- MATERIAL FOR THIS EXERCISE -
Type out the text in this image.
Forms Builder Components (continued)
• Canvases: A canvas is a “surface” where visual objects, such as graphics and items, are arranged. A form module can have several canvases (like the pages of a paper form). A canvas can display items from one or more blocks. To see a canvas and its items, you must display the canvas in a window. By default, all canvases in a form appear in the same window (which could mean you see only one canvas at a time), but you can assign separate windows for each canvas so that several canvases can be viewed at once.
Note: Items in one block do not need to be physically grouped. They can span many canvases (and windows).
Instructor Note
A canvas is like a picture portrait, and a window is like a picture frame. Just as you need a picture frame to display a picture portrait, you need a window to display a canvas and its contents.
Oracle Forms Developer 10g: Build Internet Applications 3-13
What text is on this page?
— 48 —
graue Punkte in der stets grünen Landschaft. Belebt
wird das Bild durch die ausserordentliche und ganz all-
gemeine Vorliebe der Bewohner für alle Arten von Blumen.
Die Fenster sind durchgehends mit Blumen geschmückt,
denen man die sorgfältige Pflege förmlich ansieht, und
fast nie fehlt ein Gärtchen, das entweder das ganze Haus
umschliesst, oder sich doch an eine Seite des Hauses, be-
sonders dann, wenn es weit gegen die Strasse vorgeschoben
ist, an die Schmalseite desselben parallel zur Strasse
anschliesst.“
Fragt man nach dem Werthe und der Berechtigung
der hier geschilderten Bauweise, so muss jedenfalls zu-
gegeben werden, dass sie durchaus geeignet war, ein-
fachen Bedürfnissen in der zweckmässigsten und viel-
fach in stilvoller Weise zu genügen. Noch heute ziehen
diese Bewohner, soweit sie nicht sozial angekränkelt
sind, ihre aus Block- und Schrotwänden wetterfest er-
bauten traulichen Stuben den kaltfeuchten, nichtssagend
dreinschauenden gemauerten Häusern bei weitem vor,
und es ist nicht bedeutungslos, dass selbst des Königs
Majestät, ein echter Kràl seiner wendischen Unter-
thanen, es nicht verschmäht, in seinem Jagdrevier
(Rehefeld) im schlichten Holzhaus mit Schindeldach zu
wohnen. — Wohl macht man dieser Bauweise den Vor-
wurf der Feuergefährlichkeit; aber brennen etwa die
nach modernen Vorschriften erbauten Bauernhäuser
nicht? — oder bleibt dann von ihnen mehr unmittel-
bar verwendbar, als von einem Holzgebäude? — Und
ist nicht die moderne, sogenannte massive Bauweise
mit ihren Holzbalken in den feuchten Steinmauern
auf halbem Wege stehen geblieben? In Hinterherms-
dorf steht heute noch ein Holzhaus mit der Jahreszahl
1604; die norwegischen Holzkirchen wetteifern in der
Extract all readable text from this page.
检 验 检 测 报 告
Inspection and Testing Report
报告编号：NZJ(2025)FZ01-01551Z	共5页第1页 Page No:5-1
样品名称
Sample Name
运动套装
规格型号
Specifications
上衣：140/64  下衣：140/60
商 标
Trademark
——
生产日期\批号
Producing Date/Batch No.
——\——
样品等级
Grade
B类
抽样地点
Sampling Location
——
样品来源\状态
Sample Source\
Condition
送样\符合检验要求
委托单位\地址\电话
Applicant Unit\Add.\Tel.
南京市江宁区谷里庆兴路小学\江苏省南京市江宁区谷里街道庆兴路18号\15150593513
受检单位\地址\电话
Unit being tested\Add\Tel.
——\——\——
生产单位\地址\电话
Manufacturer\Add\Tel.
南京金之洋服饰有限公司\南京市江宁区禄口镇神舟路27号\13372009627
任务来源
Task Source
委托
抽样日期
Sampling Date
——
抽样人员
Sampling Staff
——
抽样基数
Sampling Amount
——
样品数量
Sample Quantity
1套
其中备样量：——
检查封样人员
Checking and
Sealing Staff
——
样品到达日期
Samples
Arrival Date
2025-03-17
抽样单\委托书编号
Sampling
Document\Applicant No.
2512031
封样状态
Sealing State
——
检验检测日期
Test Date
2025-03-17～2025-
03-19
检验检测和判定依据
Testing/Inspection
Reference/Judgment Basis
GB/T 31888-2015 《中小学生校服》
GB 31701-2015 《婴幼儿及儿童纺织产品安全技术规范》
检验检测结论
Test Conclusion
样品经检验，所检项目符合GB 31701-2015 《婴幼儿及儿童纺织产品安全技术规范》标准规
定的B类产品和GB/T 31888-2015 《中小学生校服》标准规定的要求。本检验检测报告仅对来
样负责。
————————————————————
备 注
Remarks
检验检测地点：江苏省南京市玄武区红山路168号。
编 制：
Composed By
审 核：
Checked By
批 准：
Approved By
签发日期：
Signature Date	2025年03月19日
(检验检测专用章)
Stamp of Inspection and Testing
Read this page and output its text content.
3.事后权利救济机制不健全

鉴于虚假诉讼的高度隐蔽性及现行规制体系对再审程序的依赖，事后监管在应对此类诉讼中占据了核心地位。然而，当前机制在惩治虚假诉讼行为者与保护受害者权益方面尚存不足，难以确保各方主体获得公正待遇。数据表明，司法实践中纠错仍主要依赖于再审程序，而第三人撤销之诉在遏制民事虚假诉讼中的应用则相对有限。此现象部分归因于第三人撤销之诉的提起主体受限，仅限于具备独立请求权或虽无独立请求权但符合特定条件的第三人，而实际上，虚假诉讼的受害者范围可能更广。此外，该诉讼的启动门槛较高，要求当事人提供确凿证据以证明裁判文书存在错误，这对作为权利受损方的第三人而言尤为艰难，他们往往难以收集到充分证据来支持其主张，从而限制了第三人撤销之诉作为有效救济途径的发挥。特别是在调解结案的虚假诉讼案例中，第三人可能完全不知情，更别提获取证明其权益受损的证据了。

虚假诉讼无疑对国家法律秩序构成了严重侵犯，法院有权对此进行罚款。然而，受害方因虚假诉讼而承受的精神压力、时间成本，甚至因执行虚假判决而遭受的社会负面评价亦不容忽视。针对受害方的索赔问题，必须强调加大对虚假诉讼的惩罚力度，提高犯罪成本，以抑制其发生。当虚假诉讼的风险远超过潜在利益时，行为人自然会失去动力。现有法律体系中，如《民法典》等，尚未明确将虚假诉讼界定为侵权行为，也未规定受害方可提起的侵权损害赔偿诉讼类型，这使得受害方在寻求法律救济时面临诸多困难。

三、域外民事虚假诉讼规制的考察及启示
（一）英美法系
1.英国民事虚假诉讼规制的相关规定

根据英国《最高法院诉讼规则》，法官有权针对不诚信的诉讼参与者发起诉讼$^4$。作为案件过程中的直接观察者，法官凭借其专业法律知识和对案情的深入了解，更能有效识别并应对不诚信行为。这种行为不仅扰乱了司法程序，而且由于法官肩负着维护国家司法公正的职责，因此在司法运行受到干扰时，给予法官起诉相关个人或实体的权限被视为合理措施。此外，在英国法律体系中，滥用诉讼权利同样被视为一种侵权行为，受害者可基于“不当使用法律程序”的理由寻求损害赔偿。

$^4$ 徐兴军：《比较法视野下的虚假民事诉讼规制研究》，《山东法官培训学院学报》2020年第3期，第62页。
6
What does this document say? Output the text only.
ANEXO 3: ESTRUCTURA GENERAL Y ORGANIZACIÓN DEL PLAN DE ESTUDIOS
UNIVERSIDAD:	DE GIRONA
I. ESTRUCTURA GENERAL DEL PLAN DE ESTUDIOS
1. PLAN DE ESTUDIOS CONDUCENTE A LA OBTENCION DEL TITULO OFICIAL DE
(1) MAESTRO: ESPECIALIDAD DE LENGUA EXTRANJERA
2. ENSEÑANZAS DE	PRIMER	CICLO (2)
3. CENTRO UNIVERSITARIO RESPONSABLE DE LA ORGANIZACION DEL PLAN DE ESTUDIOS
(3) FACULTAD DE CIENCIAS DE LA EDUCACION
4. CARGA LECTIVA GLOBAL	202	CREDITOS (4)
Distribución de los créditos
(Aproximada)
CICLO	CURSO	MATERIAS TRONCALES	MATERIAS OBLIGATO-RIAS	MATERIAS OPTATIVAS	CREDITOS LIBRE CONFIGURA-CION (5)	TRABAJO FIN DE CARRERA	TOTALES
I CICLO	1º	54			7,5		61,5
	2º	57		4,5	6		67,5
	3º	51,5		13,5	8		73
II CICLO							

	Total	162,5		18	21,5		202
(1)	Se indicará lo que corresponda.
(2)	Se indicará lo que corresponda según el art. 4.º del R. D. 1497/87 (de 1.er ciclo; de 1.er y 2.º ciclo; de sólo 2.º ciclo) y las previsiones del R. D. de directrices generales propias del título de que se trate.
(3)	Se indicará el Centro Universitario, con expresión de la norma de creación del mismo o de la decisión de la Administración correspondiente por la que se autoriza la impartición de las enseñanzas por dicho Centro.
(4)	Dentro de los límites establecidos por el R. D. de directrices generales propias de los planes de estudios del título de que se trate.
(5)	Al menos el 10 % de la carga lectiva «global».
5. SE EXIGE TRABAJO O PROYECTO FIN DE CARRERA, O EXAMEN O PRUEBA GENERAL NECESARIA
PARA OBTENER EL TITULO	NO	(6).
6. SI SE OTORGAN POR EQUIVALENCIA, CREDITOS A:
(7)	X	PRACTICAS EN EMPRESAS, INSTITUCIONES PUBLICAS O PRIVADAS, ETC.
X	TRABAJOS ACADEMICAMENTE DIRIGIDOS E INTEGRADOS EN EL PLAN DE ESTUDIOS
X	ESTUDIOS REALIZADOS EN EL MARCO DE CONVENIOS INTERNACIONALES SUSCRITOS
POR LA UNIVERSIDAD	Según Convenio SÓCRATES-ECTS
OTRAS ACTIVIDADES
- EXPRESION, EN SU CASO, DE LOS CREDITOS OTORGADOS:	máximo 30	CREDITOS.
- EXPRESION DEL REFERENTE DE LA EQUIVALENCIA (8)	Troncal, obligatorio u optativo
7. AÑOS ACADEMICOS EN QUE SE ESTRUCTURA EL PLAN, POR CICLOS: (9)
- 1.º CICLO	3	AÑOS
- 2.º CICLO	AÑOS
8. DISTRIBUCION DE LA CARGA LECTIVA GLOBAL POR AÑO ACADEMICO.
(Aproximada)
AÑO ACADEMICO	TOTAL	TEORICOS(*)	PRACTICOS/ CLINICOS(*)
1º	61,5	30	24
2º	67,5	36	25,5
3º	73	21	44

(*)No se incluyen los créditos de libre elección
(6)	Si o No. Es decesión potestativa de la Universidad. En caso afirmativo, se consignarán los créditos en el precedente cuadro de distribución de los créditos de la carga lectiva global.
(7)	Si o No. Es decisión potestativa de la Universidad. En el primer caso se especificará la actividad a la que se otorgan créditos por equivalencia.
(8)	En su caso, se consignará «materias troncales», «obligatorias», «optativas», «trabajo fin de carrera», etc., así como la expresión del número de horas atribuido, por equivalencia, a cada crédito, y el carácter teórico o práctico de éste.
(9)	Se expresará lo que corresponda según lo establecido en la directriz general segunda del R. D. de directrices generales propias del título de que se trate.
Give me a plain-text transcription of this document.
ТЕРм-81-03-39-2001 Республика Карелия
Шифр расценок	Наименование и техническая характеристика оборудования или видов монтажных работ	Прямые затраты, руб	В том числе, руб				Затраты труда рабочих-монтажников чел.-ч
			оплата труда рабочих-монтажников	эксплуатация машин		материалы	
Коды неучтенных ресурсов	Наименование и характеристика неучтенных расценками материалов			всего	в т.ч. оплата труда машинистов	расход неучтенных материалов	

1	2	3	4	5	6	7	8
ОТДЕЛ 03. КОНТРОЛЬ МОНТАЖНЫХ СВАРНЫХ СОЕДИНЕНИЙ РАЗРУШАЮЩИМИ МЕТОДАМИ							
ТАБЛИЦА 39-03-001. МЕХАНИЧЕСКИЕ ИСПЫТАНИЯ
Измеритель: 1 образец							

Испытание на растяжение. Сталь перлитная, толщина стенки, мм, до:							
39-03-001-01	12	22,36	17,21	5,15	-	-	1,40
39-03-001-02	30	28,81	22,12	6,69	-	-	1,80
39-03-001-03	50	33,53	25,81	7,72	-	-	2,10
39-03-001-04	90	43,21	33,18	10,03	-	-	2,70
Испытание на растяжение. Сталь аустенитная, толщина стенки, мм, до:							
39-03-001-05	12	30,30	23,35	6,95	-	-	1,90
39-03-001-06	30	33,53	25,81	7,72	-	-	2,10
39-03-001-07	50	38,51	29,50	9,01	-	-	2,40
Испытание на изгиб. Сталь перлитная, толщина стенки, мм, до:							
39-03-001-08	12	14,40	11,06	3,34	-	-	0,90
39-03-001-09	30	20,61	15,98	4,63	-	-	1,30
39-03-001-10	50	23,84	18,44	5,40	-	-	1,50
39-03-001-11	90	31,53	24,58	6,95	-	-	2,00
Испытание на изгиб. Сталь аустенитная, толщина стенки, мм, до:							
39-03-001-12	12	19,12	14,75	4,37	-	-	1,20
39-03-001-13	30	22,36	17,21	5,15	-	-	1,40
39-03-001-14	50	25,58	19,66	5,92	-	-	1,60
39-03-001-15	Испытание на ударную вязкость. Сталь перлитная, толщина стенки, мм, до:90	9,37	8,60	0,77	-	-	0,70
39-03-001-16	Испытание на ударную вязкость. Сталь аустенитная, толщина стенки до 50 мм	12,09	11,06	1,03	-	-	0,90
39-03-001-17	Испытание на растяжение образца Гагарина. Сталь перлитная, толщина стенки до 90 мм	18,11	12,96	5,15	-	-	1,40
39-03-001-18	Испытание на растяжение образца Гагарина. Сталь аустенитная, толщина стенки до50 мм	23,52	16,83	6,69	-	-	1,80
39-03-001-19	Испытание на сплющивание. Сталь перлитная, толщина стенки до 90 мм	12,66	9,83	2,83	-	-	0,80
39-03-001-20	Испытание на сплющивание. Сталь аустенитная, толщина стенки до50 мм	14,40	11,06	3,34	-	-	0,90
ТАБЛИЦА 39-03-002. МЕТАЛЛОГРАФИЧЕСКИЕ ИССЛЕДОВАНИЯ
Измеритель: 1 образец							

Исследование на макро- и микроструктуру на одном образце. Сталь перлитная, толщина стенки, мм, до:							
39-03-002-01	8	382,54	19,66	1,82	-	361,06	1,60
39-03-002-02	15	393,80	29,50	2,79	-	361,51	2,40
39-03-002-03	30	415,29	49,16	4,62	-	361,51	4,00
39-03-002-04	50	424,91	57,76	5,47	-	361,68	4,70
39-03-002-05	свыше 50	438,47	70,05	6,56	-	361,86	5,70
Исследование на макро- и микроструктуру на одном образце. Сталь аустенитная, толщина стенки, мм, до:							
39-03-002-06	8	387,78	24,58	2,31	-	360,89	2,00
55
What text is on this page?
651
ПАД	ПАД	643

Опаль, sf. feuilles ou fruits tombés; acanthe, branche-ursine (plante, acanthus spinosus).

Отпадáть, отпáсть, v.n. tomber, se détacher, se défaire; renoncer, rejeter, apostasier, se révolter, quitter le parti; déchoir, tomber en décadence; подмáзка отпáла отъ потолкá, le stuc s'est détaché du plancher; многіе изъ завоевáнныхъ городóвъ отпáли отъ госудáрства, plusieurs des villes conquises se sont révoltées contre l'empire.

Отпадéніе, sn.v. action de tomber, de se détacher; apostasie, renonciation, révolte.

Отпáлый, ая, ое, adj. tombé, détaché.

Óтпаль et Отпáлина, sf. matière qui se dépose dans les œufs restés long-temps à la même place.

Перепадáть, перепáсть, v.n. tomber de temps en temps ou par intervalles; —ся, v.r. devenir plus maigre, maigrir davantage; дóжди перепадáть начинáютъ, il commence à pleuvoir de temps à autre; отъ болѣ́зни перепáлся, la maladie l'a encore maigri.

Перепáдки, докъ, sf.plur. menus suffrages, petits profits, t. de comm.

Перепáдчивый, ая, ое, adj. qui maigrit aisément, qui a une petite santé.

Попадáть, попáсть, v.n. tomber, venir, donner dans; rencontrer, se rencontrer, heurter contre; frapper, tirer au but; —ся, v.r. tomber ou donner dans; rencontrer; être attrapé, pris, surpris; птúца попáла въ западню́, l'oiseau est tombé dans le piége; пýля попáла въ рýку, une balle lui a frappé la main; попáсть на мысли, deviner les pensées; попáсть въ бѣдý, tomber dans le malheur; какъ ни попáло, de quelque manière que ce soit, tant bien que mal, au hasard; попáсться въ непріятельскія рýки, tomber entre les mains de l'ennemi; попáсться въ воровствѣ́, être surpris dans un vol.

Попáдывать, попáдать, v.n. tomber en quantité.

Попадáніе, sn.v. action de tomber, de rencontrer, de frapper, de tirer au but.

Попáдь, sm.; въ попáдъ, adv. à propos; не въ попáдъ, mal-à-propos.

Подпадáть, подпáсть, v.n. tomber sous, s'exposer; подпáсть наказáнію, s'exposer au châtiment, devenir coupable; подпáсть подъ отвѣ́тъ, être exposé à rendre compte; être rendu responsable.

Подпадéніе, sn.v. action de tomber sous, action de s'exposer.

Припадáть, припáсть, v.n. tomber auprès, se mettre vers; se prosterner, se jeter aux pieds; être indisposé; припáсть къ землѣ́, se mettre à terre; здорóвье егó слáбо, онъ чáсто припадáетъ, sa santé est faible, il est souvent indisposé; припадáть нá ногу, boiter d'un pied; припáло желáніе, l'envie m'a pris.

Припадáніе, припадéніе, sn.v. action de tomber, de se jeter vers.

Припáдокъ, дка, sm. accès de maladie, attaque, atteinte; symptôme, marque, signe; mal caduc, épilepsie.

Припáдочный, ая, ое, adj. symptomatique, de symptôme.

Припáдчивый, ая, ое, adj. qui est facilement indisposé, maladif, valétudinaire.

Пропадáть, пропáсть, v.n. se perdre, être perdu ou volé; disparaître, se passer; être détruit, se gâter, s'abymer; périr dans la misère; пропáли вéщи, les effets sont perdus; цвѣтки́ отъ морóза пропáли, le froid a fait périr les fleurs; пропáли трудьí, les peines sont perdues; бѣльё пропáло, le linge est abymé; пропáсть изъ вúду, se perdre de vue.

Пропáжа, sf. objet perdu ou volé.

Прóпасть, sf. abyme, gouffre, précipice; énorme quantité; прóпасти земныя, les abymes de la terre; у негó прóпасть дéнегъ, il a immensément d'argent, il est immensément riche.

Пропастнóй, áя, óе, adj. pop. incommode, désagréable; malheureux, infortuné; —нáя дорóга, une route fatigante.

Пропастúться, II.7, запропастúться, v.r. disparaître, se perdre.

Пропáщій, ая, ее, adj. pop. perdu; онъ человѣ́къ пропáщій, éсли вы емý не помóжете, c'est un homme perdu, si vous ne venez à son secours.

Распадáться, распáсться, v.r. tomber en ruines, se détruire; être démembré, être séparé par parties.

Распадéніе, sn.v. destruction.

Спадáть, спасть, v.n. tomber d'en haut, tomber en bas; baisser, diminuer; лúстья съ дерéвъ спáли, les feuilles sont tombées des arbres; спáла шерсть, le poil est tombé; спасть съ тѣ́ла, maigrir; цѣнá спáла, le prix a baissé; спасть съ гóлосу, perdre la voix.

- WORK TO BE COMPLETED -
Go through the lines above. Select every one that has the string "Bewohner".

- EXERCISE RESPONSE -
gemeine Vorliebe der Bewohner für alle Arten von Blumen.
diese Bewohner, soweit sie nicht sozial angekränkelt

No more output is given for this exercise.